▸ **Prompt**: Look for the string "title" and copy every line that has it.

▸ **Supplied entries**:
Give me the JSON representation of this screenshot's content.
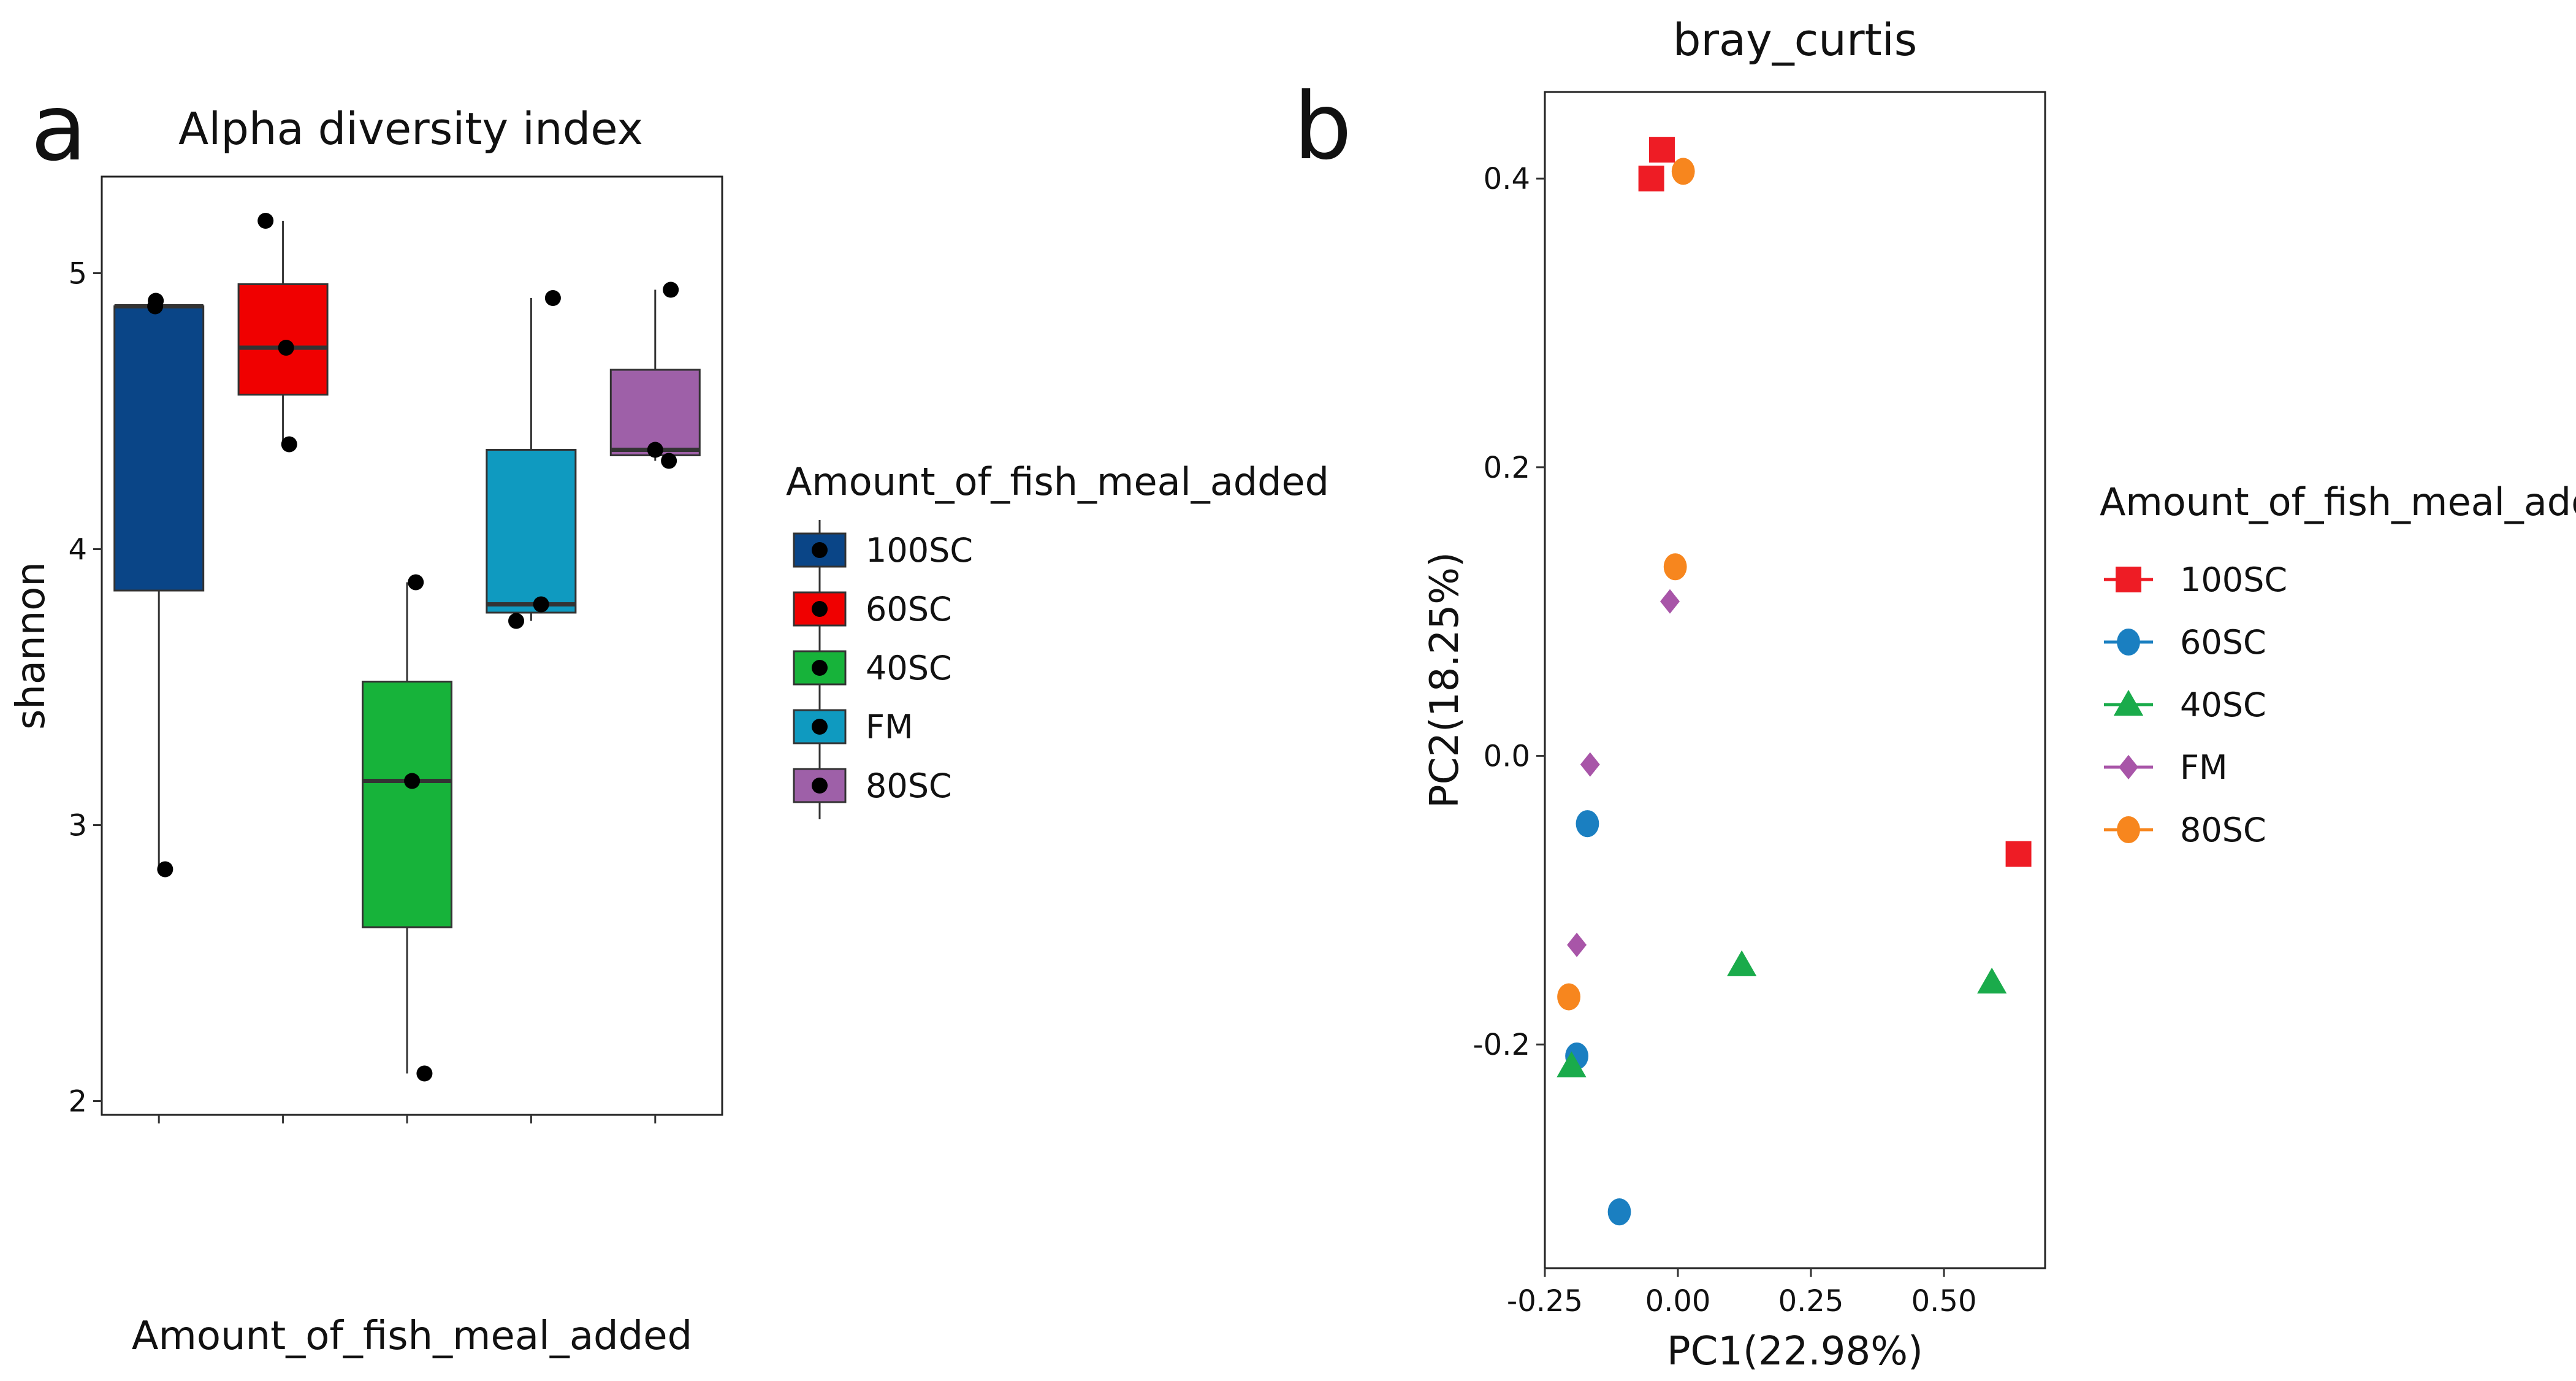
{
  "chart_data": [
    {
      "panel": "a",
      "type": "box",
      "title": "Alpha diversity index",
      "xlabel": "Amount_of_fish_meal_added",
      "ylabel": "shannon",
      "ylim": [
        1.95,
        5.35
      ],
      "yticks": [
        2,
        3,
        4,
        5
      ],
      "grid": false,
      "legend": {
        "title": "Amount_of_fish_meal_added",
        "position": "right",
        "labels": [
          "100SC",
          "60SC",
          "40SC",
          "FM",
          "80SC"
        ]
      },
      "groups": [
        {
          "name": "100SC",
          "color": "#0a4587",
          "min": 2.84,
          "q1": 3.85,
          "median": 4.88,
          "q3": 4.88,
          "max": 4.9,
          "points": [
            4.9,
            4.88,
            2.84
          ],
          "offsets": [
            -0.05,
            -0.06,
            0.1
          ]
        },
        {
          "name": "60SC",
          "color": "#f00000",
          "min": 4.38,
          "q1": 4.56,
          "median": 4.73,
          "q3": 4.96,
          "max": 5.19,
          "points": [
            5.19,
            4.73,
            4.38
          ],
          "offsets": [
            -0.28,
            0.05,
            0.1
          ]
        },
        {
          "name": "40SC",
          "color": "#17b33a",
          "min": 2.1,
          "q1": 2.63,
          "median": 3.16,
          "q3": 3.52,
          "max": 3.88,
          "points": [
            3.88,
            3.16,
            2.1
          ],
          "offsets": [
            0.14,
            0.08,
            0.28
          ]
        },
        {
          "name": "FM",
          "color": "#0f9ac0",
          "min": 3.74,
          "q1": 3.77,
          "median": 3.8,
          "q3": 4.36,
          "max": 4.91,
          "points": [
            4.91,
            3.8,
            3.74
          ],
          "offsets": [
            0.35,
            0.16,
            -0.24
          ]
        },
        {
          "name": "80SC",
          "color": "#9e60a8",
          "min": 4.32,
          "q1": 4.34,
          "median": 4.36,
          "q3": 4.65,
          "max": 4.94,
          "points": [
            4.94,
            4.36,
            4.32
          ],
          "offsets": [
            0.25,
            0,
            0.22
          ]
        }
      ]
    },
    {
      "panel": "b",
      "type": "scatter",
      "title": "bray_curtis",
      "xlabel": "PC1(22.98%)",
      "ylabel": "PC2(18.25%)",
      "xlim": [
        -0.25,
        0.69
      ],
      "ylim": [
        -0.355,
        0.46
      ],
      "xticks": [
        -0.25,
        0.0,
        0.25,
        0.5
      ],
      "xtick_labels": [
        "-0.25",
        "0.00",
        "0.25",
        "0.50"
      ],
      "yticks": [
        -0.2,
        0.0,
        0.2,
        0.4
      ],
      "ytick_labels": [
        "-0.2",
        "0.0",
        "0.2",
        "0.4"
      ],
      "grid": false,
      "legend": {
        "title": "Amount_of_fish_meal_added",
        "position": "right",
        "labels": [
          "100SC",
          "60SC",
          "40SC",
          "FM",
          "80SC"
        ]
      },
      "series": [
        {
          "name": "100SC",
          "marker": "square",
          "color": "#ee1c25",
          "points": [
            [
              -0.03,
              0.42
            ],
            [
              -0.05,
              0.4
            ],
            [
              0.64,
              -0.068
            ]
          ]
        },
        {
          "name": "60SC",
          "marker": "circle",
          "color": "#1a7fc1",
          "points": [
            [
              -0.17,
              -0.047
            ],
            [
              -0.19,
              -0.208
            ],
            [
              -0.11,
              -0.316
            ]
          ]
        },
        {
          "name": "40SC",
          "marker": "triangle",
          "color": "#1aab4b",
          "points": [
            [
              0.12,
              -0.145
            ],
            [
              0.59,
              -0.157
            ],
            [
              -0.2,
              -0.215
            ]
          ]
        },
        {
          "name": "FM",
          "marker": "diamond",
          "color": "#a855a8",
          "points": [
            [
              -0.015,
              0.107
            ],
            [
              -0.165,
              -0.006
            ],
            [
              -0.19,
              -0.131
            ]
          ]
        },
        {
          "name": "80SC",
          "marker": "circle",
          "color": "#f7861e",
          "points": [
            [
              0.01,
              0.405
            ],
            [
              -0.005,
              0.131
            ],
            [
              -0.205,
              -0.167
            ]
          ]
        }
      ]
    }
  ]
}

▸ **Response to the exercise**:
      "title": "Alpha diversity index",
        "title": "Amount_of_fish_meal_added",
      "title": "bray_curtis",
        "title": "Amount_of_fish_meal_added",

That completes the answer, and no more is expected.